=== Description of the task ===
Where a line contains the string "Valid", copy that line.

◇ ◇ ◇ ◇ ◇ ◇ ◇

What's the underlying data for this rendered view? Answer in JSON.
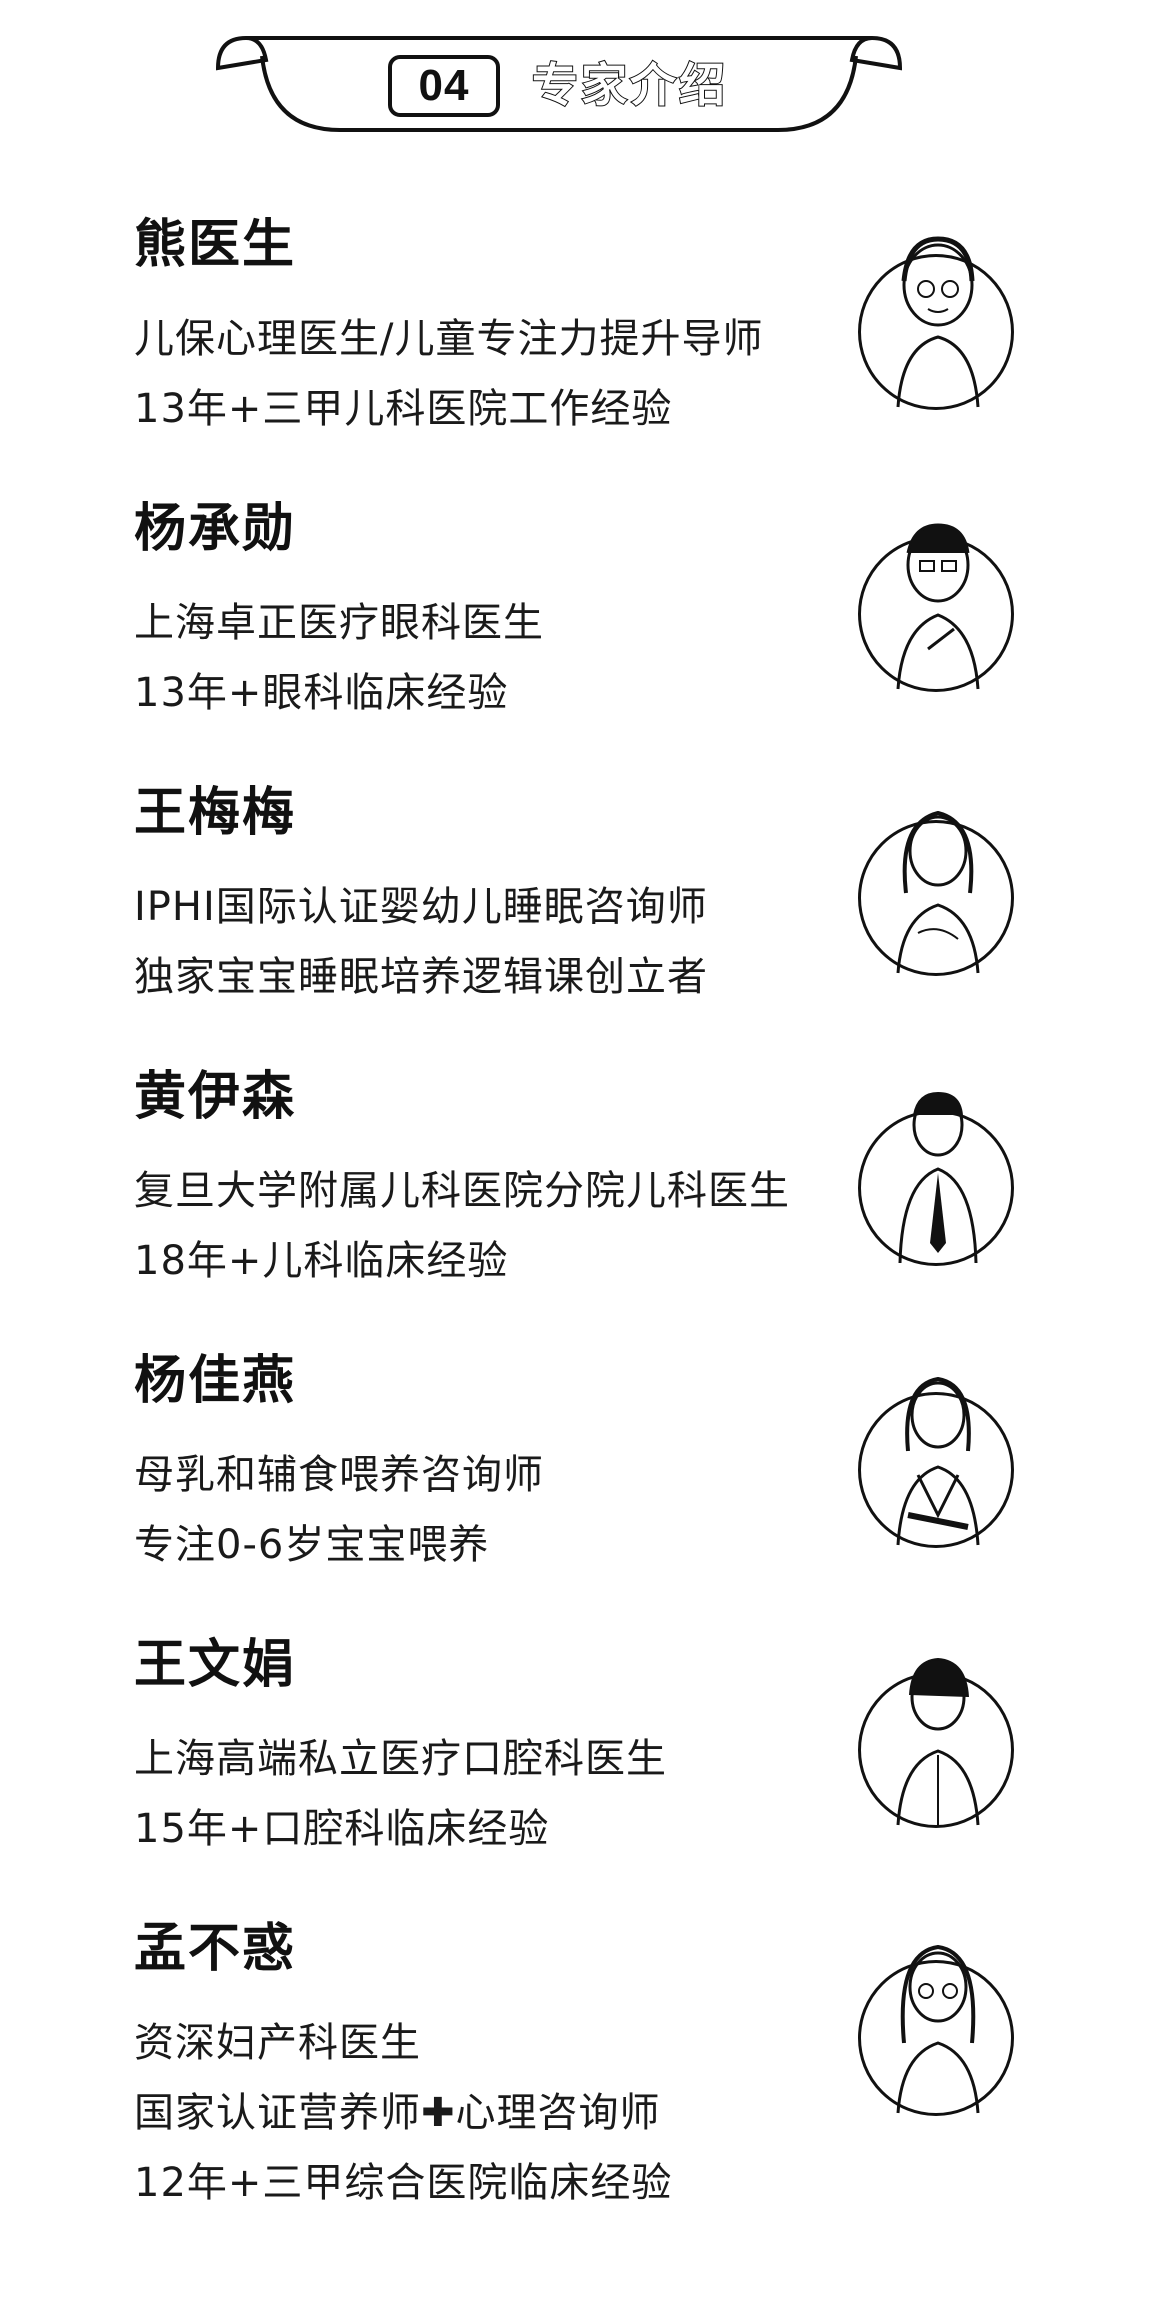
{
  "header": {
    "number": "04",
    "title": "专家介绍"
  },
  "experts": [
    {
      "name": "熊医生",
      "lines": [
        "儿保心理医生/儿童专注力提升导师",
        "13年+三甲儿科医院工作经验"
      ]
    },
    {
      "name": "杨承勋",
      "lines": [
        "上海卓正医疗眼科医生",
        "13年+眼科临床经验"
      ]
    },
    {
      "name": "王梅梅",
      "lines": [
        "IPHI国际认证婴幼儿睡眠咨询师",
        "独家宝宝睡眠培养逻辑课创立者"
      ]
    },
    {
      "name": "黄伊森",
      "lines": [
        "复旦大学附属儿科医院分院儿科医生",
        "18年+儿科临床经验"
      ]
    },
    {
      "name": "杨佳燕",
      "lines": [
        "母乳和辅食喂养咨询师",
        "专注0-6岁宝宝喂养"
      ]
    },
    {
      "name": "王文娟",
      "lines": [
        "上海高端私立医疗口腔科医生",
        "15年+口腔科临床经验"
      ]
    },
    {
      "name": "孟不惑",
      "lines": [
        "资深妇产科医生",
        "国家认证营养师✚心理咨询师",
        "12年+三甲综合医院临床经验"
      ]
    }
  ]
}
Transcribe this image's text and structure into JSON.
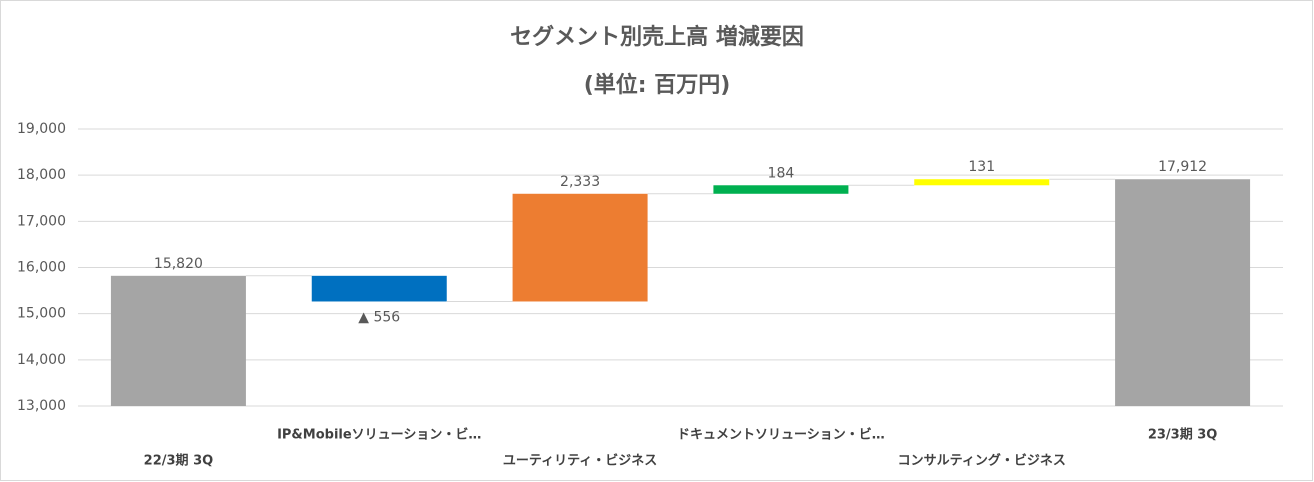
{
  "chart_data": {
    "type": "waterfall",
    "title": "セグメント別売上高 増減要因",
    "subtitle": "(単位: 百万円)",
    "categories": [
      "22/3期 3Q",
      "IP&Mobileソリューション・ビ…",
      "ユーティリティ・ビジネス",
      "ドキュメントソリューション・ビ…",
      "コンサルティング・ビジネス",
      "23/3期 3Q"
    ],
    "values": [
      15820,
      -556,
      2333,
      184,
      131,
      17912
    ],
    "value_labels": [
      "15,820",
      "▲ 556",
      "2,333",
      "184",
      "131",
      "17,912"
    ],
    "colors": [
      "#a5a5a5",
      "#0070c0",
      "#ed7d31",
      "#00b050",
      "#ffff00",
      "#a5a5a5"
    ],
    "ylim": [
      13000,
      19000
    ],
    "yticks": [
      {
        "value": 13000,
        "label": "13,000"
      },
      {
        "value": 14000,
        "label": "14,000"
      },
      {
        "value": 15000,
        "label": "15,000"
      },
      {
        "value": 16000,
        "label": "16,000"
      },
      {
        "value": 17000,
        "label": "17,000"
      },
      {
        "value": 18000,
        "label": "18,000"
      },
      {
        "value": 19000,
        "label": "19,000"
      }
    ],
    "grid": true
  }
}
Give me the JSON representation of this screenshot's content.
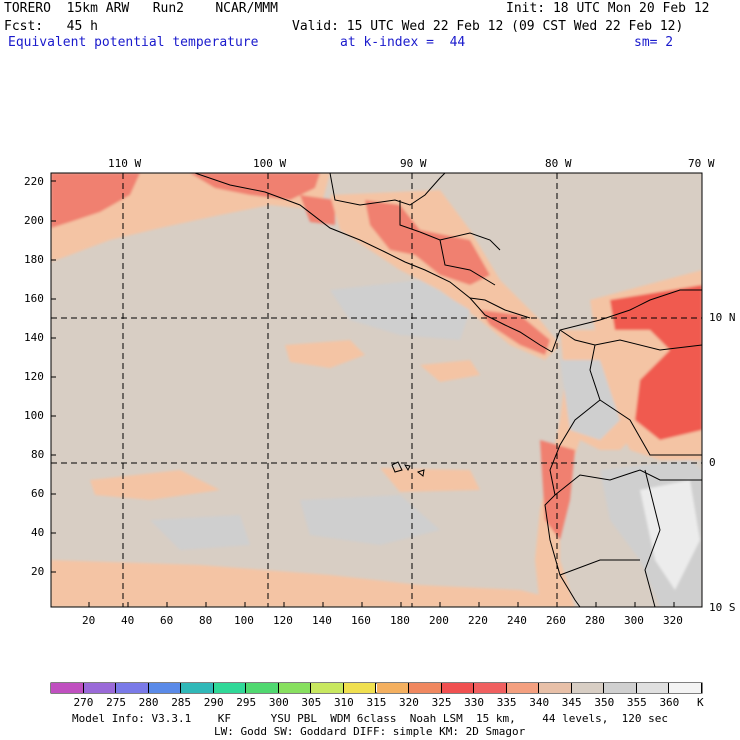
{
  "header": {
    "model": "TORERO  15km ARW   Run2    NCAR/MMM",
    "init": "Init: 18 UTC Mon 20 Feb 12",
    "fcst": "Fcst:   45 h",
    "valid": "Valid: 15 UTC Wed 22 Feb 12 (09 CST Wed 22 Feb 12)",
    "field": "Equivalent potential temperature",
    "level": "at k-index =  44",
    "smooth": "sm= 2"
  },
  "map": {
    "lon_labels": [
      "110 W",
      "100 W",
      "90 W",
      "80 W",
      "70 W"
    ],
    "lat_labels": [
      "10 N",
      "0",
      "10 S"
    ],
    "y_ticks": [
      "220",
      "200",
      "180",
      "160",
      "140",
      "120",
      "100",
      "80",
      "60",
      "40",
      "20"
    ],
    "x_ticks": [
      "20",
      "40",
      "60",
      "80",
      "100",
      "120",
      "140",
      "160",
      "180",
      "200",
      "220",
      "240",
      "260",
      "280",
      "300",
      "320"
    ]
  },
  "colorbar": {
    "labels": [
      "270",
      "275",
      "280",
      "285",
      "290",
      "295",
      "300",
      "305",
      "310",
      "315",
      "320",
      "325",
      "330",
      "335",
      "340",
      "345",
      "350",
      "355",
      "360"
    ],
    "unit": "K",
    "colors": [
      "#c050c0",
      "#9a6ad8",
      "#7a7ae8",
      "#5a8ae8",
      "#30b8b8",
      "#30d898",
      "#50d870",
      "#88e060",
      "#c8e860",
      "#f0e050",
      "#f4b060",
      "#f08860",
      "#f05050",
      "#f06060",
      "#f4a080",
      "#e8c0a8",
      "#d8cec4",
      "#d0d0d0",
      "#e0e0e0",
      "#f4f4f4"
    ]
  },
  "footer": {
    "line1": "Model Info: V3.3.1    KF      YSU PBL  WDM 6class  Noah LSM  15 km,    44 levels,  120 sec",
    "line2": "LW: Godd SW: Goddard DIFF: simple KM: 2D Smagor"
  },
  "field_colors": {
    "background": "#d8cec4",
    "warm": "#f4c4a4",
    "hot": "#f08070",
    "hottest": "#f05a50",
    "cool": "#cfcfcf",
    "coolest": "#ececec"
  }
}
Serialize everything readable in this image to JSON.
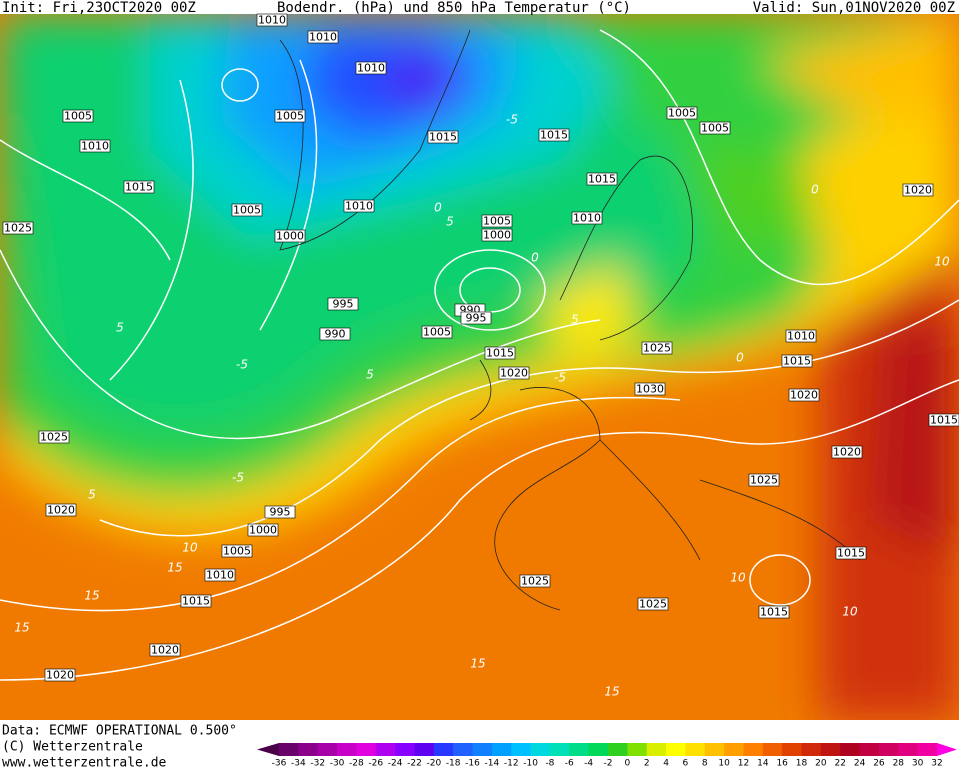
{
  "header": {
    "init": "Init: Fri,23OCT2020 00Z",
    "title": "Bodendr. (hPa) und 850 hPa Temperatur (°C)",
    "valid": "Valid: Sun,01NOV2020 00Z"
  },
  "isobar_labels": [
    "1010",
    "1010",
    "1010",
    "1005",
    "1010",
    "1005",
    "1015",
    "1015",
    "1005",
    "1005",
    "1015",
    "1005",
    "1010",
    "1015",
    "1020",
    "1025",
    "1000",
    "1005",
    "1000",
    "1010",
    "995",
    "990",
    "995",
    "990",
    "1005",
    "1015",
    "1025",
    "1010",
    "1015",
    "1020",
    "1030",
    "1020",
    "1015",
    "1025",
    "1020",
    "1025",
    "1020",
    "995",
    "1000",
    "1005",
    "1015",
    "1010",
    "1025",
    "1015",
    "1025",
    "1015",
    "1020",
    "1020"
  ],
  "temperature_labels": [
    "0",
    "-5",
    "5",
    "0",
    "-5",
    "5",
    "-5",
    "5",
    "0",
    "5",
    "5",
    "10",
    "10",
    "15",
    "15",
    "15",
    "10",
    "15",
    "10",
    "15",
    "0",
    "-5"
  ],
  "colorbar": {
    "ticks": [
      -36,
      -34,
      -32,
      -30,
      -28,
      -26,
      -24,
      -22,
      -20,
      -18,
      -16,
      -14,
      -12,
      -10,
      -8,
      -6,
      -4,
      -2,
      0,
      2,
      4,
      6,
      8,
      10,
      12,
      14,
      16,
      18,
      20,
      22,
      24,
      26,
      28,
      30,
      32
    ],
    "colors": [
      "#4a0048",
      "#6a006a",
      "#8a008a",
      "#a800a8",
      "#c800c8",
      "#e000e0",
      "#b000f0",
      "#8800ff",
      "#6000f0",
      "#2838ff",
      "#2060ff",
      "#1080ff",
      "#00a0ff",
      "#00c0ff",
      "#00d8e0",
      "#00e0b8",
      "#00dc88",
      "#00d858",
      "#30d020",
      "#80e000",
      "#d8f000",
      "#ffff00",
      "#ffe000",
      "#ffc000",
      "#ffa000",
      "#ff8000",
      "#f06000",
      "#e04000",
      "#d02808",
      "#c01410",
      "#b00020",
      "#c00040",
      "#d00060",
      "#e00080",
      "#f000a0",
      "#ff00e0"
    ]
  },
  "footer": {
    "data": "Data: ECMWF OPERATIONAL 0.500°",
    "copyright": "(C) Wetterzentrale",
    "url": "www.wetterzentrale.de"
  }
}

◇ ◇ ◇ ◇ ◇ ◇ ◇

=== The output ===
    "valid": "Valid: 15 UTC Wed 22 Feb 12 (09 CST Wed 22 Feb 12)",
    "valid": "Valid: Sun,01NOV2020 00Z"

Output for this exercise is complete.